**Estratto del documento:**

^^^^^^^^^^^^^^^^

Coerente con la propria missione costitutiva, il Ce.St.Art Centro studi sull’economia dell’arte, ha recentemente organizzato due incontri per discutere con esperti del settore e aspiranti addetti ai lavori sulle condizioni legislative che regolano il mercato dell’arte italiano.

Lo scenario che emerge è abbastanza prevedibile: con il suo approssimativo 0,5% del mercato globale, il mercato dell’arte italiano stenta ad avere una reale visibilità internazionale e non solo per ciò che concerne il settore contemporaneo, che in Italia salvo alcuni casi isolati, è sempre un passo indietro rispetto allo scenario globale, ma anche per ciò che riguarda l’arte antica, che invece ha raggiunto vette tecniche ed estetiche rimaste ineguagliate e che è superfluo in questa sede  ricordare.

^^^^^^^^^^^^^^^^

**Righe di dati:**
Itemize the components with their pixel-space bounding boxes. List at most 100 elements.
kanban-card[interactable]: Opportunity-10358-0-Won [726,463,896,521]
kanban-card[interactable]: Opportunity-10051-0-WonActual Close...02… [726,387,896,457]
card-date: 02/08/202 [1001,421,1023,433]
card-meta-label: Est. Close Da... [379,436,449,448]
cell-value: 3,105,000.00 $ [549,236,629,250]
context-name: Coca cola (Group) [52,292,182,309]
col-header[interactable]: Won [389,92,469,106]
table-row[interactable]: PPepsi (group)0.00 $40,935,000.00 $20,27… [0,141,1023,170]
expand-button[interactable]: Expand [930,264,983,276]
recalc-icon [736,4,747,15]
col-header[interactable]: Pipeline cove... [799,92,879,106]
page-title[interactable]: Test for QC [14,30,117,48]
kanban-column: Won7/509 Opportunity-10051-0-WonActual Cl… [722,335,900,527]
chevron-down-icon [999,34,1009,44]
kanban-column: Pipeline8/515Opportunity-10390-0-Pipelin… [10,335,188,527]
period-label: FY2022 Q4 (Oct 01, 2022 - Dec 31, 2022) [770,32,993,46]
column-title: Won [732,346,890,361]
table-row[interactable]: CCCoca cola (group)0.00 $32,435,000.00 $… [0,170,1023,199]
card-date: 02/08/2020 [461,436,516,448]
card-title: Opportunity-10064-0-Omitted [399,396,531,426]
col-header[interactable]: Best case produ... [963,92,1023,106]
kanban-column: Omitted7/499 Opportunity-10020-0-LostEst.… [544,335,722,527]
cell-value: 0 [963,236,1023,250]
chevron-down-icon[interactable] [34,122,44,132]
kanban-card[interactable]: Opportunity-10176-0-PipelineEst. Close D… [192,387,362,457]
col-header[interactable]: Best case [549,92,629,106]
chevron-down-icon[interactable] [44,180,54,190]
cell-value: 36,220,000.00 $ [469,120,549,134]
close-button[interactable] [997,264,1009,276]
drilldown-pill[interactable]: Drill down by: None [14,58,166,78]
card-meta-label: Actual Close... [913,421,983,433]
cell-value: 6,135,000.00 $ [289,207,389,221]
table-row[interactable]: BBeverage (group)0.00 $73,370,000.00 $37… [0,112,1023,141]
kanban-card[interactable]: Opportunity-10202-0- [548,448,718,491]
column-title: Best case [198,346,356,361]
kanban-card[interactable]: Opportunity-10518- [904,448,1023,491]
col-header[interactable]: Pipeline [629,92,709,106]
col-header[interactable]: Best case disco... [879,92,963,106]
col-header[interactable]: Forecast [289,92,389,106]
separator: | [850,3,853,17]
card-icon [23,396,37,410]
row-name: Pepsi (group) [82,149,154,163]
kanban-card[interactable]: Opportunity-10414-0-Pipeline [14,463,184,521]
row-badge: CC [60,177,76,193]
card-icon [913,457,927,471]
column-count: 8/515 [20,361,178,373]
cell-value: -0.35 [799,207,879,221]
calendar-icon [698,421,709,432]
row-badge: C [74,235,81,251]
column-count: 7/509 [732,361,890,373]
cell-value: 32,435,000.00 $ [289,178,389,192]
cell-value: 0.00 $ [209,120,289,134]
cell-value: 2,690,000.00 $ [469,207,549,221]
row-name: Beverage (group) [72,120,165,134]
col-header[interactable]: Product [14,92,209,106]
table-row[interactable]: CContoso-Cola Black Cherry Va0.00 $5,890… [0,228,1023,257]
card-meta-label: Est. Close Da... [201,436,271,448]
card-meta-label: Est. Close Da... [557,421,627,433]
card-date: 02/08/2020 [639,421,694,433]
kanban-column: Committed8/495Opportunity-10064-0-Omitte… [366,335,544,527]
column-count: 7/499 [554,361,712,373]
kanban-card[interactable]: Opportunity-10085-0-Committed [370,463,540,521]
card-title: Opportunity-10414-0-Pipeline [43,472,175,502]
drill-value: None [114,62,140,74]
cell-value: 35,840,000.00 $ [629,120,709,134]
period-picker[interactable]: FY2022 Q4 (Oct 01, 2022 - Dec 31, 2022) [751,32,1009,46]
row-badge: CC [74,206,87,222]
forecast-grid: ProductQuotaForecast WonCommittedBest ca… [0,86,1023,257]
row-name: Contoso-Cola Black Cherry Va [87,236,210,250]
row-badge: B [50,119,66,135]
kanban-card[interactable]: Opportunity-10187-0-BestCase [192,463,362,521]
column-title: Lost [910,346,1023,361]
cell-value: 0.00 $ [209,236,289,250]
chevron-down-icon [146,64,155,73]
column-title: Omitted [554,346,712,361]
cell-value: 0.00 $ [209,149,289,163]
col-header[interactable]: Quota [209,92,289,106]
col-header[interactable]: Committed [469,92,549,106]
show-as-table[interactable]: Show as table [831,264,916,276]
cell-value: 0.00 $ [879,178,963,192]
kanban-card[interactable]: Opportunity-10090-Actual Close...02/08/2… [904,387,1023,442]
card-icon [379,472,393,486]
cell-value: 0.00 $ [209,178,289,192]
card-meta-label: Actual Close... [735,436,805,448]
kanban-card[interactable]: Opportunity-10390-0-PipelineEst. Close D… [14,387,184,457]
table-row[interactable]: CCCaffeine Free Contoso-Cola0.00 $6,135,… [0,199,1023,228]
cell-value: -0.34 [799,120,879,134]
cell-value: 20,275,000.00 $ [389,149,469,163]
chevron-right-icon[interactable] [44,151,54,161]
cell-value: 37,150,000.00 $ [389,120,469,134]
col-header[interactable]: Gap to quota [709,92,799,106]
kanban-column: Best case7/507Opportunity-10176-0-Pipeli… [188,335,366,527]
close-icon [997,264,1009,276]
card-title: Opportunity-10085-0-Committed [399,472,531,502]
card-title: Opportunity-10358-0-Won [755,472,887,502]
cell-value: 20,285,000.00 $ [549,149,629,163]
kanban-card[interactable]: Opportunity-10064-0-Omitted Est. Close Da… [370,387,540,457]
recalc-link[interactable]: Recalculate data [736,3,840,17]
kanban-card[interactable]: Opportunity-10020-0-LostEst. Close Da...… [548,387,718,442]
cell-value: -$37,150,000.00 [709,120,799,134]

^^^^^^^^^^^^^^^^

**Compito assegnato:** Riscrivi il brano sul mercato dell'arte italiano da "Lo scenario che" a "questa sede  ricordare.", cambiando "arte antica" in "arte classica".

**Risultato:**
Lo scenario che emerge è abbastanza prevedibile: con il suo approssimativo 0,5% del mercato globale, il mercato dell’arte italiano stenta ad avere una reale visibilità internazionale e non solo per ciò che concerne il settore contemporaneo, che in Italia salvo alcuni casi isolati, è sempre un passo indietro rispetto allo scenario globale, ma anche per ciò che riguarda l’arte classica, che invece ha raggiunto vette tecniche ed estetiche rimaste ineguagliate e che è superfluo in questa sede  ricordare.